- [WHAT THIS TASK INVOLVES]:
Edit the material below, replacing "door-panel" with "door-leaf" everywhere and leaving all else unchanged. Leave the pictures out of your reply.

- [DATA ENTRIES]:

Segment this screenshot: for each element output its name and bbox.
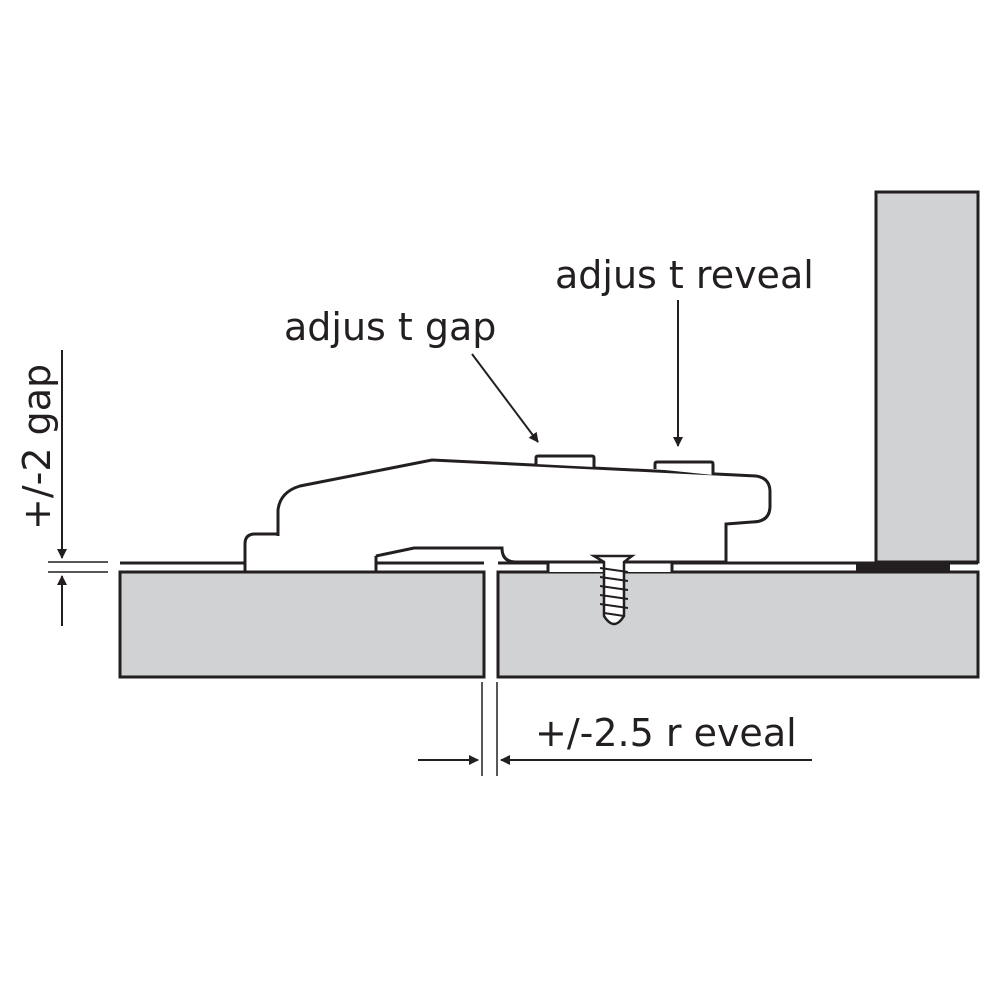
mounting-screw [589,554,636,626]
gap-dimension [48,350,108,626]
cabinet-side-panel [874,190,980,564]
reveal-dimension [418,682,812,776]
reveal-adjust-screw-head [653,460,715,475]
spacer-strip [856,562,950,572]
adjust-gap-arrow [471,353,539,443]
adjust-gap-label: adjus t gap [284,305,496,349]
hinge-arm [276,458,772,564]
gap-range-label: +/-2 gap [15,364,59,530]
reveal-range-label: +/-2.5 r eveal [535,711,797,755]
adjust-reveal-label: adjus t reveal [555,253,814,297]
gap-adjust-screw-head [534,454,596,467]
door-panel-right [496,570,980,679]
door-panel-left [118,570,486,679]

- [ANSWER FOR THE TASK]:
Segment this screenshot: for each element output its name and bbox.
mounting-screw [589,554,636,626]
gap-dimension [48,350,108,626]
cabinet-side-panel [874,190,980,564]
reveal-dimension [418,682,812,776]
reveal-adjust-screw-head [653,460,715,475]
spacer-strip [856,562,950,572]
adjust-gap-arrow [471,353,539,443]
adjust-gap-label: adjus t gap [284,305,496,349]
hinge-arm [276,458,772,564]
gap-range-label: +/-2 gap [15,364,59,530]
reveal-range-label: +/-2.5 r eveal [535,711,797,755]
adjust-reveal-label: adjus t reveal [555,253,814,297]
gap-adjust-screw-head [534,454,596,467]
door-leaf-right [496,570,980,679]
door-leaf-left [118,570,486,679]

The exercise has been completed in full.